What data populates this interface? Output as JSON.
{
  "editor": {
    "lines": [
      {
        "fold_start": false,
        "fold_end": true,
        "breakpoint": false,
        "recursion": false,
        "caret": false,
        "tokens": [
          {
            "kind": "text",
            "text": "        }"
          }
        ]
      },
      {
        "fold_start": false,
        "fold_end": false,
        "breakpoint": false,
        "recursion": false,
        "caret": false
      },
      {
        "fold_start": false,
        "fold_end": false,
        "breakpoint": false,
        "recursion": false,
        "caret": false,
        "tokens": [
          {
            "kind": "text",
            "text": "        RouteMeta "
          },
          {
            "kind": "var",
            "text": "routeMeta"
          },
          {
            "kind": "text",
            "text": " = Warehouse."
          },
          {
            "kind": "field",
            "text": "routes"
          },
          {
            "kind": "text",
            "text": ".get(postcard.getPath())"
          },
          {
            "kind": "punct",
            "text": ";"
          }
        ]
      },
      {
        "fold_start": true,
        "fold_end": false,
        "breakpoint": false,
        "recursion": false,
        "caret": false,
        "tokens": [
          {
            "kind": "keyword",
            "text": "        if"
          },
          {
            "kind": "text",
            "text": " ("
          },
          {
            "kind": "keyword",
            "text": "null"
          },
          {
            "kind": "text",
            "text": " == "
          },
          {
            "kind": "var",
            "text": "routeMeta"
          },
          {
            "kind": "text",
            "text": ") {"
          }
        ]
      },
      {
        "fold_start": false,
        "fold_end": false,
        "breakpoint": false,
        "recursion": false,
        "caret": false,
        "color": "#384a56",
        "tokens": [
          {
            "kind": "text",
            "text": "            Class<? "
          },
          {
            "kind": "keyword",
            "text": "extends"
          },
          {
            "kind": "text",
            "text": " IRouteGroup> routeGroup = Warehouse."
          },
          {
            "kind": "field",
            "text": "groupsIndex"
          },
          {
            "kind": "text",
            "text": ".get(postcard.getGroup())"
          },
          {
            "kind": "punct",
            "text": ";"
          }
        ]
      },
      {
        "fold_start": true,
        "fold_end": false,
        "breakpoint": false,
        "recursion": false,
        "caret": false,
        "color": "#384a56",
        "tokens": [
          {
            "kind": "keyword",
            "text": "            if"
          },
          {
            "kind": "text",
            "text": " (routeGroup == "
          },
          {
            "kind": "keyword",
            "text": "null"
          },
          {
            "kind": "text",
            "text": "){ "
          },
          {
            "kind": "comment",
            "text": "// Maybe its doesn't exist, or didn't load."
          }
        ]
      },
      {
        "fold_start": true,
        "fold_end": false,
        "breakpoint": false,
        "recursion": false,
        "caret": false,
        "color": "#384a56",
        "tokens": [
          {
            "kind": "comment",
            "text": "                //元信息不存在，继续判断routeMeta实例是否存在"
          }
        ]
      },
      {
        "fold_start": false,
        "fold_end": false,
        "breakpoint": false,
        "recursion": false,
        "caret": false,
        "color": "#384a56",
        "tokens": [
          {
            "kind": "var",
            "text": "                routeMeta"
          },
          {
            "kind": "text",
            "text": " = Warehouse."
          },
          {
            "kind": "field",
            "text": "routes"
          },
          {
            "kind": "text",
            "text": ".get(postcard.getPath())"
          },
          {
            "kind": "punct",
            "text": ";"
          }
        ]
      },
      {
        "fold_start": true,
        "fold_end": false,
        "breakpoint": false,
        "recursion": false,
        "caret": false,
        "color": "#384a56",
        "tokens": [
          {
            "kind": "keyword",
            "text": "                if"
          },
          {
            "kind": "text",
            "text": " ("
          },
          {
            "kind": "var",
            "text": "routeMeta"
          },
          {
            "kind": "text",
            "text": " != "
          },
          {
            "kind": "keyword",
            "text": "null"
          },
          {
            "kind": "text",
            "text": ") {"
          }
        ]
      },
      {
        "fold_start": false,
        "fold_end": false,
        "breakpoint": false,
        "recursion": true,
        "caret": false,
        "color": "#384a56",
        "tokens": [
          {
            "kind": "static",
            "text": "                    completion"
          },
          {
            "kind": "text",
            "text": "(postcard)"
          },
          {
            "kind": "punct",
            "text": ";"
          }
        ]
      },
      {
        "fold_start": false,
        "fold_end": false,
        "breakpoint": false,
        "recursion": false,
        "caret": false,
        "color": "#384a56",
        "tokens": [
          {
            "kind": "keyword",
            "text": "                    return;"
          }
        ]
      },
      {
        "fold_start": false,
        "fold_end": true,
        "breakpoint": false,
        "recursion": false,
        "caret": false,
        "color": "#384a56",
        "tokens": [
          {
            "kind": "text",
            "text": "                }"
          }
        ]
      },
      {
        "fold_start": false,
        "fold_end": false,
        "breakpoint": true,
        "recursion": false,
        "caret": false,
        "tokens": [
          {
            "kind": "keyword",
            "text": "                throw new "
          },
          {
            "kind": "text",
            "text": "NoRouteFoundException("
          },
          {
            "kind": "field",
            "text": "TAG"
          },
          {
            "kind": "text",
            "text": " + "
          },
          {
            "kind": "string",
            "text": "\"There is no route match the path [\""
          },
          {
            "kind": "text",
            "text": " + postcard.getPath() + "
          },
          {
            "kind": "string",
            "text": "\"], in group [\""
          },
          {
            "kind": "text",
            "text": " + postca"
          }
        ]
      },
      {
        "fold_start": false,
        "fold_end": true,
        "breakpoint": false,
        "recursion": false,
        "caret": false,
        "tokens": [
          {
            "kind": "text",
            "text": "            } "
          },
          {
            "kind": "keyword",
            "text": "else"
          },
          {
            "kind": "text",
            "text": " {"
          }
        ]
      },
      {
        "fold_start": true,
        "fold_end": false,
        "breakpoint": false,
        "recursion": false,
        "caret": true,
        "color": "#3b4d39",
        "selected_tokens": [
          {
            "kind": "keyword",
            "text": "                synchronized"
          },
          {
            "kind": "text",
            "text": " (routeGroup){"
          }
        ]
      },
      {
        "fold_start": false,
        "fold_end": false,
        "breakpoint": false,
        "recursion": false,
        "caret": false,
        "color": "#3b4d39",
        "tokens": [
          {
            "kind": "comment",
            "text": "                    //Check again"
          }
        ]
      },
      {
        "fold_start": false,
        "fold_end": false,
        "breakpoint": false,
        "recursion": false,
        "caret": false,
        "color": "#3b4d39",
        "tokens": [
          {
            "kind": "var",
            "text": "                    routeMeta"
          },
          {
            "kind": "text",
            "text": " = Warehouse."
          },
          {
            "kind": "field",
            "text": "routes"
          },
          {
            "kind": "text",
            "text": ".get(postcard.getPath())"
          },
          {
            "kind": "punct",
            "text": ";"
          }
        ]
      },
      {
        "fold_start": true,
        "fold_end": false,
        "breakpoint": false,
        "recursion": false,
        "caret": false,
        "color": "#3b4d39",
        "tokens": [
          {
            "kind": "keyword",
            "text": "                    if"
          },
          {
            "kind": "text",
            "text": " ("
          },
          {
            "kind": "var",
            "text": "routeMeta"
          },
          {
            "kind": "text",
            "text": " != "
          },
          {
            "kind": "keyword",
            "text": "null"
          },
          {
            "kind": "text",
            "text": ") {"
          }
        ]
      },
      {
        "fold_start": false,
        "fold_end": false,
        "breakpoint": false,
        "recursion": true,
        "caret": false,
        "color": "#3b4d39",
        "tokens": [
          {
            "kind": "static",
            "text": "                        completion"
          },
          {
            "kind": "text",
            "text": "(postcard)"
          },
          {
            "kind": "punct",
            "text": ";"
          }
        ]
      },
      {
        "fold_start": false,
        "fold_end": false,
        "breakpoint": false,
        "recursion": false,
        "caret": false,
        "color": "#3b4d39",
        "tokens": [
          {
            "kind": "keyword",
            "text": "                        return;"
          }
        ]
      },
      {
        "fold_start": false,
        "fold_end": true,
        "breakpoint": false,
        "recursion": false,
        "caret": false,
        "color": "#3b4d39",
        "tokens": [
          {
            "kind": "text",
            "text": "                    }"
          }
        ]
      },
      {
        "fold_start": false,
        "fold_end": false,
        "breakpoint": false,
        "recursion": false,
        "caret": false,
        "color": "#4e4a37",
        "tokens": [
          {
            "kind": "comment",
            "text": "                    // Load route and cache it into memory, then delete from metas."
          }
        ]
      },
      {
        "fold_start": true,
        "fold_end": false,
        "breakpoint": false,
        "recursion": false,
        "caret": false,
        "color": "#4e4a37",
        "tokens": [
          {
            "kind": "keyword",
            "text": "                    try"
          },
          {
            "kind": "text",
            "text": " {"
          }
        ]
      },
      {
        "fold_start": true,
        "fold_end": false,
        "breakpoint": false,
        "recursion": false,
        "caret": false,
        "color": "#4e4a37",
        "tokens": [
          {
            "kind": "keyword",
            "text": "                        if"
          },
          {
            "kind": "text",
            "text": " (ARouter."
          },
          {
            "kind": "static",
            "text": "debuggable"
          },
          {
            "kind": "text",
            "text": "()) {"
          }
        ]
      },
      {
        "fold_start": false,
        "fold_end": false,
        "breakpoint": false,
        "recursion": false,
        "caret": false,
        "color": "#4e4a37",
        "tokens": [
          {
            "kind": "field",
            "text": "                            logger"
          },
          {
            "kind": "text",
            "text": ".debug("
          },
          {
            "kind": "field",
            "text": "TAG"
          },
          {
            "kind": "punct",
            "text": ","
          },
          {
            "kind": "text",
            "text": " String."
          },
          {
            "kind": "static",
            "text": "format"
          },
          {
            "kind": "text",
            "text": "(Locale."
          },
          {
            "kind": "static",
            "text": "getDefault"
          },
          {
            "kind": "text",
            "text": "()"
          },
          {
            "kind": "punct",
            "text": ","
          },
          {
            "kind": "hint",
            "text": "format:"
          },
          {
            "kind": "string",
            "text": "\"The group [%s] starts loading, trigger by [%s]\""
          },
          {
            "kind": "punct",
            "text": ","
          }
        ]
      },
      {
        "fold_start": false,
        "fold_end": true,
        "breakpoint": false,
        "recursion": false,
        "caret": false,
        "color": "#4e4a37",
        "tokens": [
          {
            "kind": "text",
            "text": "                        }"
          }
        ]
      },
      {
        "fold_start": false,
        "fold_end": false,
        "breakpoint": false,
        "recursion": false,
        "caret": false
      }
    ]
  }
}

## What this task involves
Search the records for the word "routeGroup". Copy every line that has it.

## Result for this task
            "text": " IRouteGroup> routeGroup = Warehouse."
            "text": " (routeGroup == "
            "text": " (routeGroup){"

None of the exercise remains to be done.